-- START OF Data excerpts --
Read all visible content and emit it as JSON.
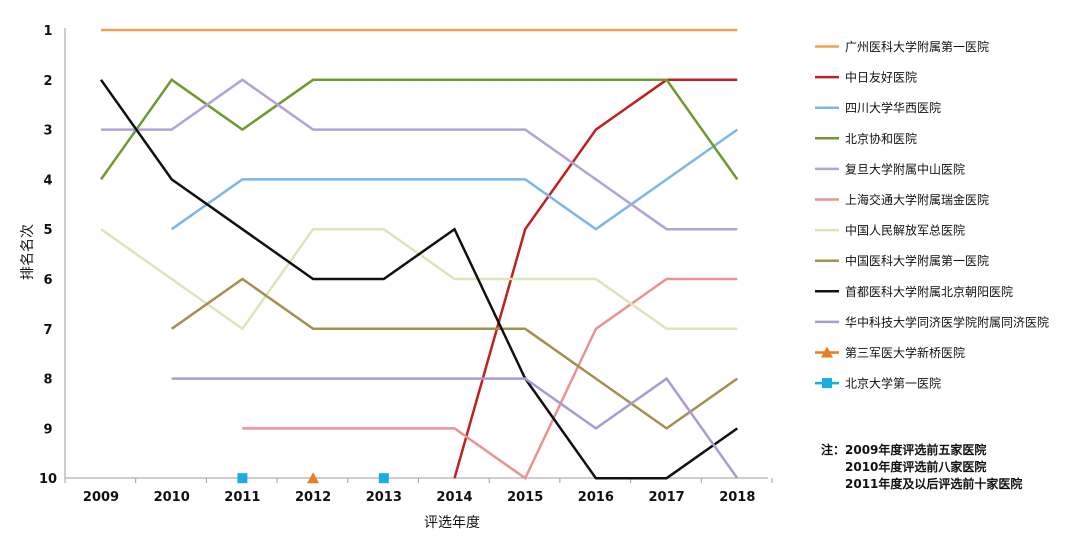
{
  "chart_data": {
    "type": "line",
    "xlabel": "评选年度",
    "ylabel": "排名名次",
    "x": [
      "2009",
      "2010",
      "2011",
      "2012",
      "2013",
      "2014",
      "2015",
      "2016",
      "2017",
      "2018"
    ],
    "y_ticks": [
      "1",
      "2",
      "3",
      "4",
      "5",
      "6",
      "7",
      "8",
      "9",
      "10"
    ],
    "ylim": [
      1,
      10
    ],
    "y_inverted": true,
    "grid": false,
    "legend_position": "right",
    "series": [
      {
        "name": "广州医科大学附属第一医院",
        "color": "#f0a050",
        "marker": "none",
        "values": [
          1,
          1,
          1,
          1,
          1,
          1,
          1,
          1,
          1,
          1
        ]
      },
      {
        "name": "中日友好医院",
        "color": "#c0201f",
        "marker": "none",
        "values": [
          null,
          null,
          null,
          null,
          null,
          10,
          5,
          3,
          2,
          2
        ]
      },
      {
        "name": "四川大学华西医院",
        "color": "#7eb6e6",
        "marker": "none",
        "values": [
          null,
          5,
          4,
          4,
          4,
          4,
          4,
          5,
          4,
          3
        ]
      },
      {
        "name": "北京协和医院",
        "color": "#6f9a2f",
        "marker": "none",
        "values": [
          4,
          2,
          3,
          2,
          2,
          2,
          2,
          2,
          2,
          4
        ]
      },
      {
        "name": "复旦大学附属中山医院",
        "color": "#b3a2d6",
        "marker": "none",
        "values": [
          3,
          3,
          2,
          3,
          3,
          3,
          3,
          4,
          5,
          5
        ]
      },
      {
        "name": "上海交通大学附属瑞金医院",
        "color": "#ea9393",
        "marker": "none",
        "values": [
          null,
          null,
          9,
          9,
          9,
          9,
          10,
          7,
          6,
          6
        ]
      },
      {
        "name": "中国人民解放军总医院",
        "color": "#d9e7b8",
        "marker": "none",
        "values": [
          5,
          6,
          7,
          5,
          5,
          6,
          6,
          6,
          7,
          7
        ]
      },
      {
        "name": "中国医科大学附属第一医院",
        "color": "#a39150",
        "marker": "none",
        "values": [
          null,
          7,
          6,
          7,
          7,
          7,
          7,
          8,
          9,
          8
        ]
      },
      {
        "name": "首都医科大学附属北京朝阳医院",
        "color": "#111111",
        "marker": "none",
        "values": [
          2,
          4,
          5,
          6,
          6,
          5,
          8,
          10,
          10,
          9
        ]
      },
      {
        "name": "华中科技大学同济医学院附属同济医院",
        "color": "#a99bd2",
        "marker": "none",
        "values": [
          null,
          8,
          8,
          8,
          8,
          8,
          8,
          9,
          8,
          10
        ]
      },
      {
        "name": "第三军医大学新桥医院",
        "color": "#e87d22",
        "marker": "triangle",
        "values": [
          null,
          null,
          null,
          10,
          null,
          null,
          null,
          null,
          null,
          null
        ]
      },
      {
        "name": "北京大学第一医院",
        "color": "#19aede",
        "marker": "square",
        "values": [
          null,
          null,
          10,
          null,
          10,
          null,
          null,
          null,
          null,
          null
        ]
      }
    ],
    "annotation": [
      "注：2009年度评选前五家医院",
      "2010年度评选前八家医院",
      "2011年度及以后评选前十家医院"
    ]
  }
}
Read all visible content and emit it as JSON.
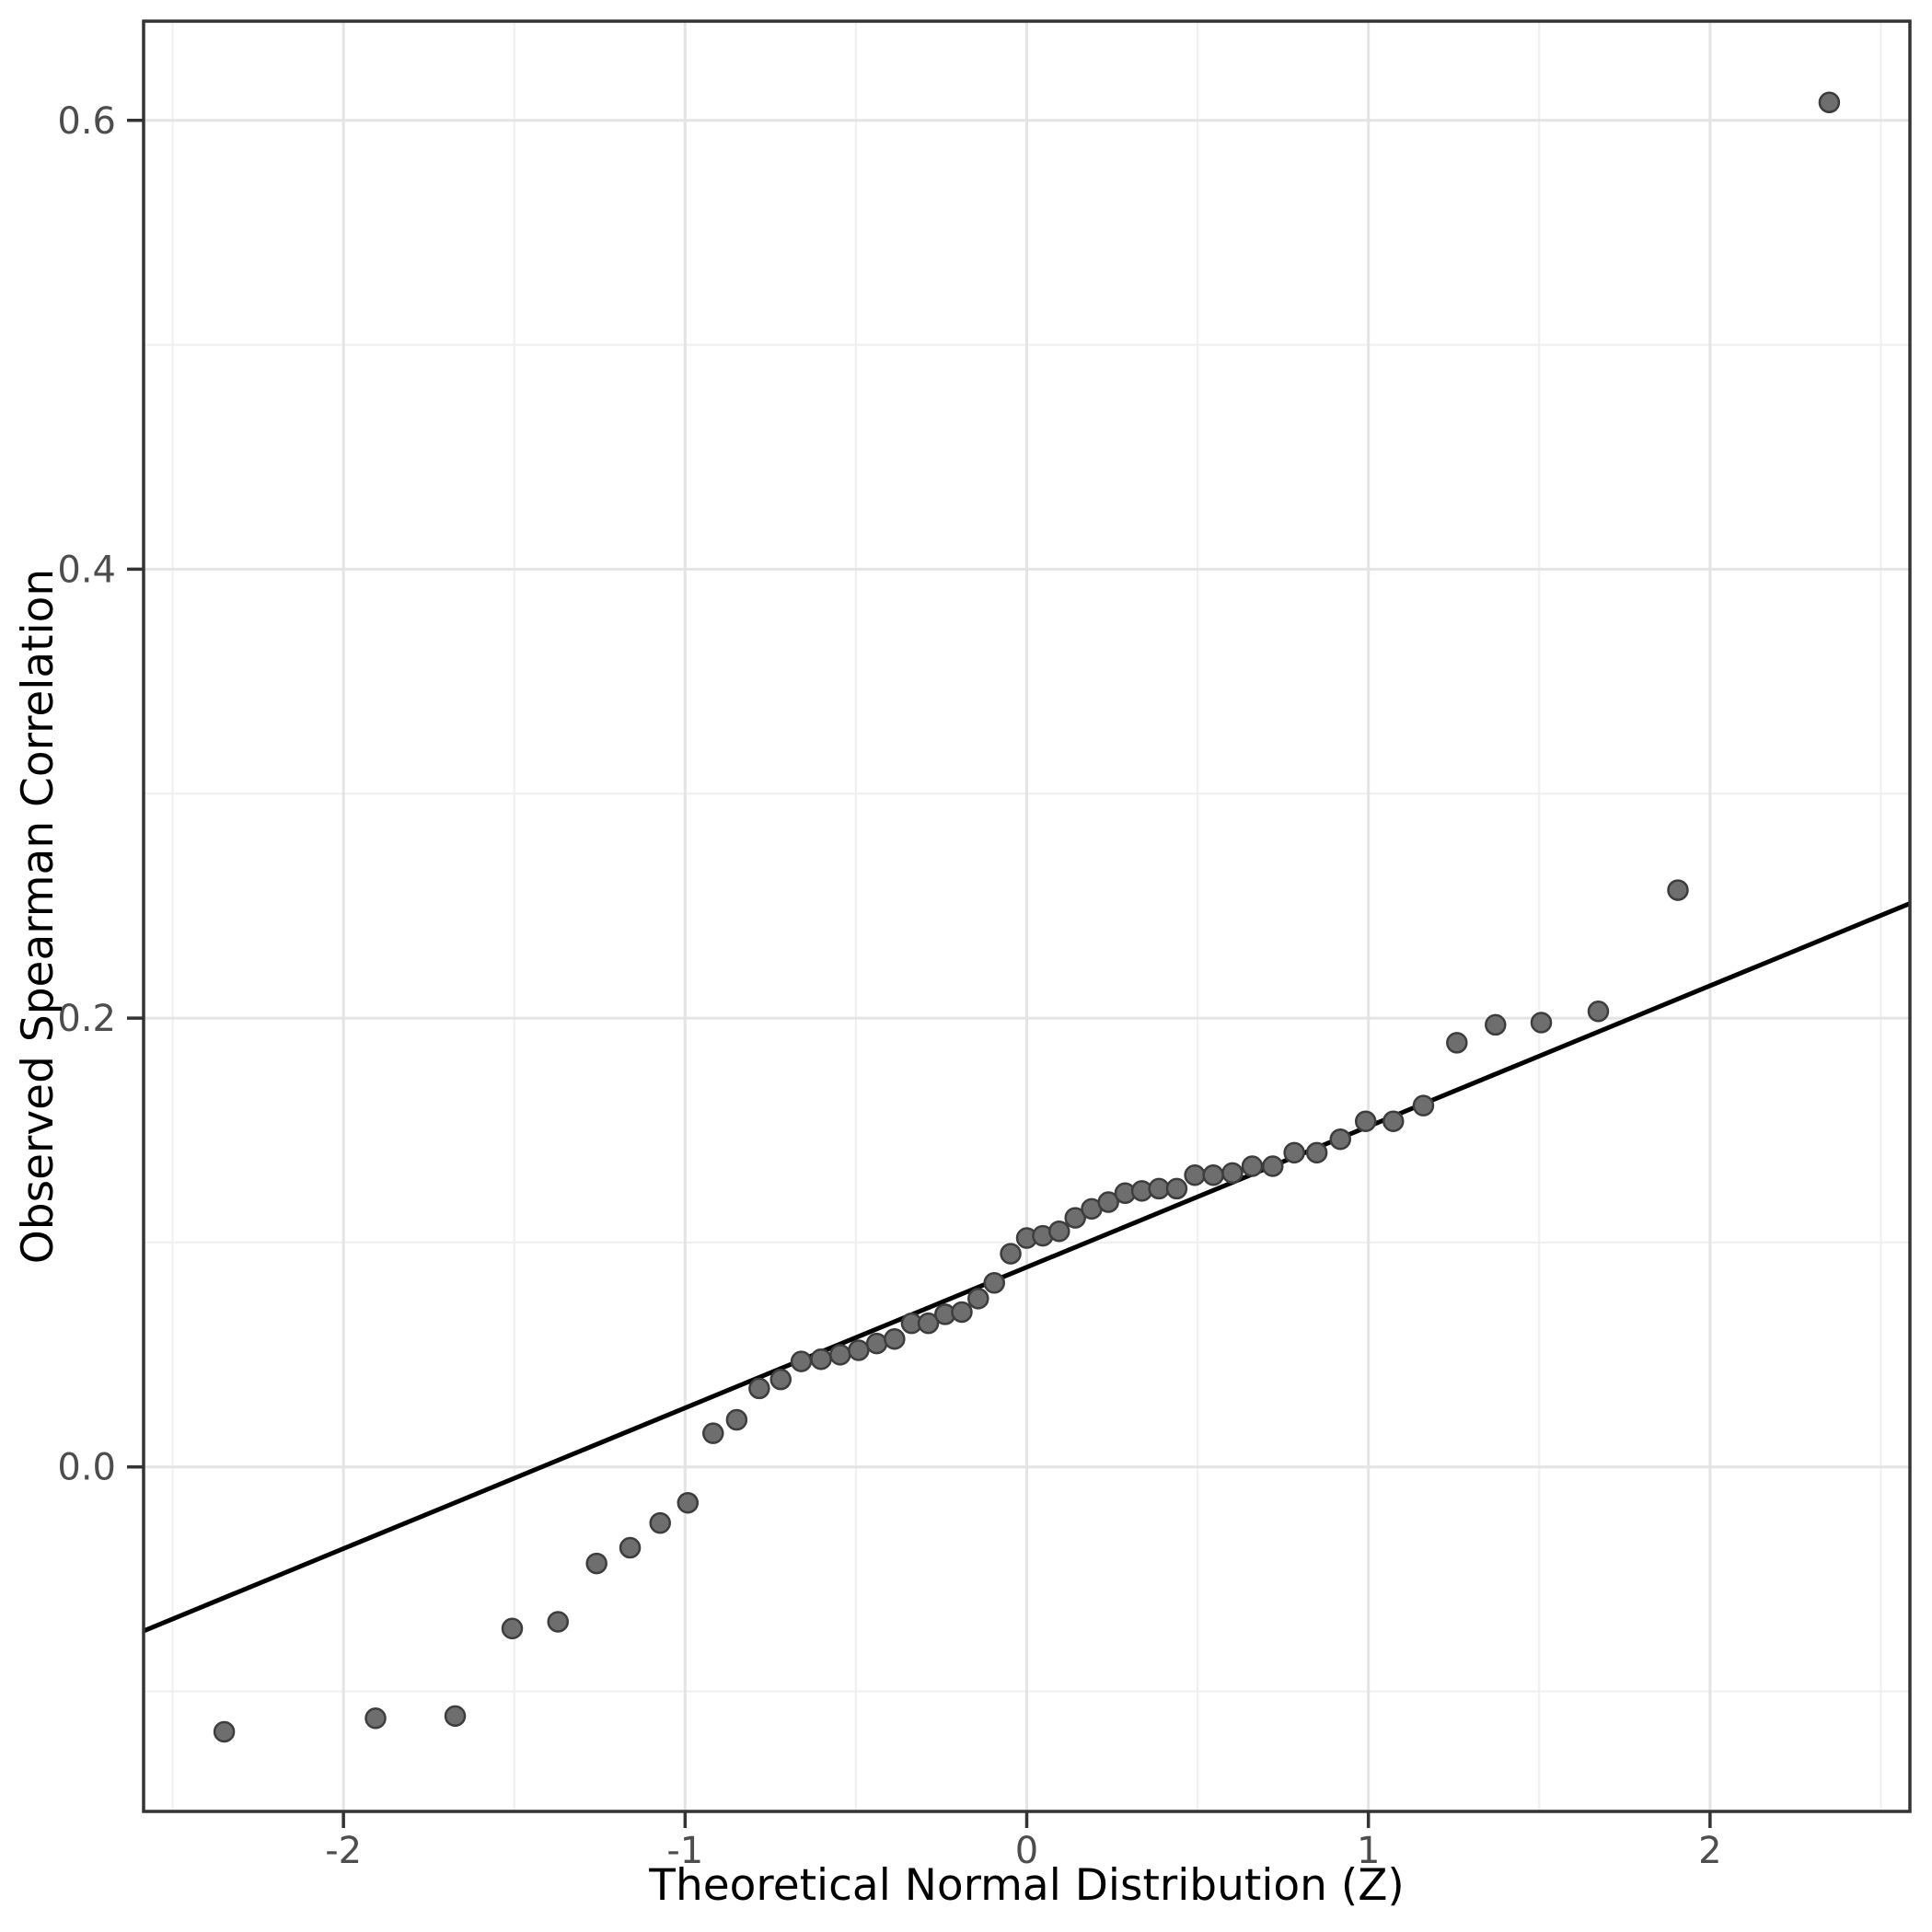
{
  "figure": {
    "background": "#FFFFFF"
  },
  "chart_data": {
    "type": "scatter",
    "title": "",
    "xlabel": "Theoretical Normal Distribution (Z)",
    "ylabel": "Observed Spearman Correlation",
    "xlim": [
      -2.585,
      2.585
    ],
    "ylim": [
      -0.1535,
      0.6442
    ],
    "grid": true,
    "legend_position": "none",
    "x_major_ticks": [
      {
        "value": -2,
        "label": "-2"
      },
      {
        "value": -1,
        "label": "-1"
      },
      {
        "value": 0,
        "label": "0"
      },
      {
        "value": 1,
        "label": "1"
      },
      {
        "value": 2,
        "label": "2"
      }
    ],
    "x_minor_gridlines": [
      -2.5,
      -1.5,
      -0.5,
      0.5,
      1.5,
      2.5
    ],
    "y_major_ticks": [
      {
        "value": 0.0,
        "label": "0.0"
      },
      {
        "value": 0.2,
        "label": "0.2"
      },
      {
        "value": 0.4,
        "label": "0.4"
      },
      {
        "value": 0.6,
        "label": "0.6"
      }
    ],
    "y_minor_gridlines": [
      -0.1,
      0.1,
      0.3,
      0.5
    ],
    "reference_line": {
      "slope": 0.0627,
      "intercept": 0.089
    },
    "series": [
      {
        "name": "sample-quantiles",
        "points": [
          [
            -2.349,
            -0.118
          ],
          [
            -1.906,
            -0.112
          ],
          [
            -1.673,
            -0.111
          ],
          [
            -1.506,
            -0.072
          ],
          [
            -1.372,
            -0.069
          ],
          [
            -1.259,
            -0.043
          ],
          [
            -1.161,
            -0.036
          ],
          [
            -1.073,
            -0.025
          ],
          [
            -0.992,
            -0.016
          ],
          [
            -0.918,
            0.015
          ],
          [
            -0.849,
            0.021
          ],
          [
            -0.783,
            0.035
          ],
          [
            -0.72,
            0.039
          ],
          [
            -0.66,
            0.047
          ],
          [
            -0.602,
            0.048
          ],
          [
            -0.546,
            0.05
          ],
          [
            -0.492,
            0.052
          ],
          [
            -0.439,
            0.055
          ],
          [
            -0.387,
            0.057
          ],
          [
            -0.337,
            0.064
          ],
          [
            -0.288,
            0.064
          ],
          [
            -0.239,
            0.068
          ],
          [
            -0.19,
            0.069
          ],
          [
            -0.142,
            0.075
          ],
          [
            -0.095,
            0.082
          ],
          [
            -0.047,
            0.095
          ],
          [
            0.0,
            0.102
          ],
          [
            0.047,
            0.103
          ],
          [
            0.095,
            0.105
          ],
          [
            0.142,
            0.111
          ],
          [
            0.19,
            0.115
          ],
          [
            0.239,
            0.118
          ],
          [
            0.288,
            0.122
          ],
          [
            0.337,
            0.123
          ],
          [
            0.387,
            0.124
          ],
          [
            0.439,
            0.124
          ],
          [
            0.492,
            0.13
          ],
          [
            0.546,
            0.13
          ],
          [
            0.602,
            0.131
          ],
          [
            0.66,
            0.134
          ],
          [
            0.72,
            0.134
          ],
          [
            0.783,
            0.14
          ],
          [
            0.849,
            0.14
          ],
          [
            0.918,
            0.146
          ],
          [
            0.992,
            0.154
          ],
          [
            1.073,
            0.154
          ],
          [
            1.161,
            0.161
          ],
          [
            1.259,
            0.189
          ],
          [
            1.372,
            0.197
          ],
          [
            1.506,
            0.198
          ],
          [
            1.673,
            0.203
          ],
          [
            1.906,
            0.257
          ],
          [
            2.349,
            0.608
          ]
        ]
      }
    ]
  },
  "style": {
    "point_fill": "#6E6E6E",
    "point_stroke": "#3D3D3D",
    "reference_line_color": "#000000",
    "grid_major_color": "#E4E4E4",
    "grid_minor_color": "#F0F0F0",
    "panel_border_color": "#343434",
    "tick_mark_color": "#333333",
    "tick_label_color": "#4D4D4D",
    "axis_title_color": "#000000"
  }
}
-- END OF Data excerpts --
-- START OF Data excerpts --
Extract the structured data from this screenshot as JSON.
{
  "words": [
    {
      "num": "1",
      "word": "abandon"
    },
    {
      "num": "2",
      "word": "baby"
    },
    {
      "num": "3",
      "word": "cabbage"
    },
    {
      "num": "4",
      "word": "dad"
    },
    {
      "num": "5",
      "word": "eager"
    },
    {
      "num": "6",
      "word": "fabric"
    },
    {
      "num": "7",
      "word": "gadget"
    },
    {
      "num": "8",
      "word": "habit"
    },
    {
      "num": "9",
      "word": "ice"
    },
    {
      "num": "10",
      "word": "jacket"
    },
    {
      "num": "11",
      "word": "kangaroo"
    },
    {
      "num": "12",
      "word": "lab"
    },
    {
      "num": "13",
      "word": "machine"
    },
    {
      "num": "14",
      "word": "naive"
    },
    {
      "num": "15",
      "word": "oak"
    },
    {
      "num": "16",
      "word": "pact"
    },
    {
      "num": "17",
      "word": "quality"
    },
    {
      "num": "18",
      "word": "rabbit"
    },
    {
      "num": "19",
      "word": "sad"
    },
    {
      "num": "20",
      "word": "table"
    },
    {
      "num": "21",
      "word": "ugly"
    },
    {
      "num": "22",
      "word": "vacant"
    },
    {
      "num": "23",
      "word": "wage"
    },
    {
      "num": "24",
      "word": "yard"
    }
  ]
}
-- END OF Data excerpts --
» What is needed
List every line above that contains the word "xlabel".

» Solution below
    "xlabel": "评选年度",
    "xlabel": "Theoretical Normal Distribution (Z)",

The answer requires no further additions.